REQUIREMENTS: Return the listing word for word, as given.

--- Begin ---

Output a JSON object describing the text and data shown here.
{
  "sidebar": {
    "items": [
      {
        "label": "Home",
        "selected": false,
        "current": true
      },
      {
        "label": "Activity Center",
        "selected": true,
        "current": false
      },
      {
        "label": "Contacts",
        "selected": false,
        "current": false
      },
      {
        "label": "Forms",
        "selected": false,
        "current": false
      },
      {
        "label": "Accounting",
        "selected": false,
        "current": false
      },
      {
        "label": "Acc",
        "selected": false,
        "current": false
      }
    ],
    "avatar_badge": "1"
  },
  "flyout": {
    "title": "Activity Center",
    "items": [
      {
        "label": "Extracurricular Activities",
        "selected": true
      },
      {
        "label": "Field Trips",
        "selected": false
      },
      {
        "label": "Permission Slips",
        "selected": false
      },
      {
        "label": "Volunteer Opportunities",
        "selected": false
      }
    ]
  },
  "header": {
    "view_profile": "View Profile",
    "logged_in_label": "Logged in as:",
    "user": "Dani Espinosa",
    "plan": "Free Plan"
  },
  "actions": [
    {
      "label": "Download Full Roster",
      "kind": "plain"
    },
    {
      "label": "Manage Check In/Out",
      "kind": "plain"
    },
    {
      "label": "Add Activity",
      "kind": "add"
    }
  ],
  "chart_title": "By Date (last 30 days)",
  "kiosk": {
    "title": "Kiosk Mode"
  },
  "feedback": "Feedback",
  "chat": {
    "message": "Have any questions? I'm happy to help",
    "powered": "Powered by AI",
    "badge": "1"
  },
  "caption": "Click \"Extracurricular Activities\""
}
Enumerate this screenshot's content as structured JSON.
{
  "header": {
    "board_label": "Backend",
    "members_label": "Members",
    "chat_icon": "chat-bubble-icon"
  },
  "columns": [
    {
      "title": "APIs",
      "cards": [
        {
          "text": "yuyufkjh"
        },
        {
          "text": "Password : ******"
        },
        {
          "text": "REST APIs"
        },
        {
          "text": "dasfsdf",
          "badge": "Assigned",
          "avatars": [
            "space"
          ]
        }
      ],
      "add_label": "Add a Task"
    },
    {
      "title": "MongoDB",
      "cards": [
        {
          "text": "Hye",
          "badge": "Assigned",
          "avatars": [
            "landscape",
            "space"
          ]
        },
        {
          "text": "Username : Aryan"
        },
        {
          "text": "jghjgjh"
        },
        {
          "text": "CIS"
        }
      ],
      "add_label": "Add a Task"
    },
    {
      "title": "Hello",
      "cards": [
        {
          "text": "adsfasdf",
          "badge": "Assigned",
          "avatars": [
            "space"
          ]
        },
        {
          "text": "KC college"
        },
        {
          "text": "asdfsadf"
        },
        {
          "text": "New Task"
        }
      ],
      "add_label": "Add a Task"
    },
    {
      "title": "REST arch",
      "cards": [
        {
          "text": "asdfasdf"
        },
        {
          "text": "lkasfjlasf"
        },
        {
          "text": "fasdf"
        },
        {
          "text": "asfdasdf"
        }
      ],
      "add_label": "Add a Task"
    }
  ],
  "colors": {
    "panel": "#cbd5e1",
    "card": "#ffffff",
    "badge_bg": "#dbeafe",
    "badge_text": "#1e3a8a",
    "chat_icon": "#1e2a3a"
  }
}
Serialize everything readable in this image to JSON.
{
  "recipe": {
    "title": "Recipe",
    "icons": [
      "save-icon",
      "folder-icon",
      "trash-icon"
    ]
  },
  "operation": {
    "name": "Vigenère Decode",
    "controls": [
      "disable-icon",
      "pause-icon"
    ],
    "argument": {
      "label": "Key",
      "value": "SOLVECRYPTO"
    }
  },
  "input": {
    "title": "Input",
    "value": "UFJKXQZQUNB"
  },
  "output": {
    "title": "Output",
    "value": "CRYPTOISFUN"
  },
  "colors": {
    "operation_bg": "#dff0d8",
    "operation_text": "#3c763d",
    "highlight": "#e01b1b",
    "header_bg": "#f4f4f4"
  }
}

--- End ---

FINISHED ANSWER:
Output a JSON object describing the text and data shown here.
{
  "sidebar": {
    "items": [
      {
        "label": "Home",
        "selected": false,
        "current": true
      },
      {
        "label": "Activity Center",
        "selected": true,
        "current": false
      },
      {
        "label": "Contacts",
        "selected": false,
        "current": false
      },
      {
        "label": "Forms",
        "selected": false,
        "current": false
      },
      {
        "label": "Accounting",
        "selected": false,
        "current": false
      },
      {
        "label": "Acc",
        "selected": false,
        "current": false
      }
    ],
    "avatar_badge": "1"
  },
  "flyout": {
    "title": "Activity Center",
    "items": [
      {
        "label": "Extracurricular Activities",
        "selected": true
      },
      {
        "label": "Field Trips",
        "selected": false
      },
      {
        "label": "Permission Slips",
        "selected": false
      },
      {
        "label": "Volunteer Opportunities",
        "selected": false
      }
    ]
  },
  "header": {
    "view_profile": "View Profile",
    "logged_in_label": "Logged in as:",
    "user": "Dani Espinosa",
    "plan": "Free Plan"
  },
  "actions": [
    {
      "label": "Download Full Roster",
      "kind": "plain"
    },
    {
      "label": "Manage Check In/Out",
      "kind": "plain"
    },
    {
      "label": "Add Activity",
      "kind": "add"
    }
  ],
  "chart_title": "By Date (last 30 days)",
  "kiosk": {
    "title": "Kiosk Mode"
  },
  "feedback": "Feedback",
  "chat": {
    "message": "Have any questions? I'm happy to help",
    "powered": "Powered by AI",
    "badge": "1"
  },
  "caption": "Click \"Extracurricular Activities\""
}
Enumerate this screenshot's content as structured JSON.
{
  "header": {
    "board_label": "Backend",
    "members_label": "Members",
    "chat_icon": "chat-bubble-icon"
  },
  "columns": [
    {
      "title": "APIs",
      "cards": [
        {
          "text": "yuyufkjh"
        },
        {
          "text": "Password : ******"
        },
        {
          "text": "REST APIs"
        },
        {
          "text": "dasfsdf",
          "badge": "Assigned",
          "avatars": [
            "space"
          ]
        }
      ],
      "add_label": "Add a Task"
    },
    {
      "title": "MongoDB",
      "cards": [
        {
          "text": "Hye",
          "badge": "Assigned",
          "avatars": [
            "landscape",
            "space"
          ]
        },
        {
          "text": "Username : Aryan"
        },
        {
          "text": "jghjgjh"
        },
        {
          "text": "CIS"
        }
      ],
      "add_label": "Add a Task"
    },
    {
      "title": "Hello",
      "cards": [
        {
          "text": "adsfasdf",
          "badge": "Assigned",
          "avatars": [
            "space"
          ]
        },
        {
          "text": "KC college"
        },
        {
          "text": "asdfsadf"
        },
        {
          "text": "New Task"
        }
      ],
      "add_label": "Add a Task"
    },
    {
      "title": "REST arch",
      "cards": [
        {
          "text": "asdfasdf"
        },
        {
          "text": "lkasfjlasf"
        },
        {
          "text": "fasdf"
        },
        {
          "text": "asfdasdf"
        }
      ],
      "add_label": "Add a Task"
    }
  ],
  "colors": {
    "panel": "#cbd5e1",
    "card": "#ffffff",
    "badge_bg": "#dbeafe",
    "badge_text": "#1e3a8a",
    "chat_icon": "#1e2a3a"
  }
}
Serialize everything readable in this image to JSON.
{
  "recipe": {
    "title": "Recipe",
    "icons": [
      "save-icon",
      "folder-icon",
      "trash-icon"
    ]
  },
  "operation": {
    "name": "Vigenère Decode",
    "controls": [
      "disable-icon",
      "pause-icon"
    ],
    "argument": {
      "label": "Key",
      "value": "SOLVECRYPTO"
    }
  },
  "input": {
    "title": "Input",
    "value": "UFJKXQZQUNB"
  },
  "output": {
    "title": "Output",
    "value": "CRYPTOISFUN"
  },
  "colors": {
    "operation_bg": "#dff0d8",
    "operation_text": "#3c763d",
    "highlight": "#e01b1b",
    "header_bg": "#f4f4f4"
  }
}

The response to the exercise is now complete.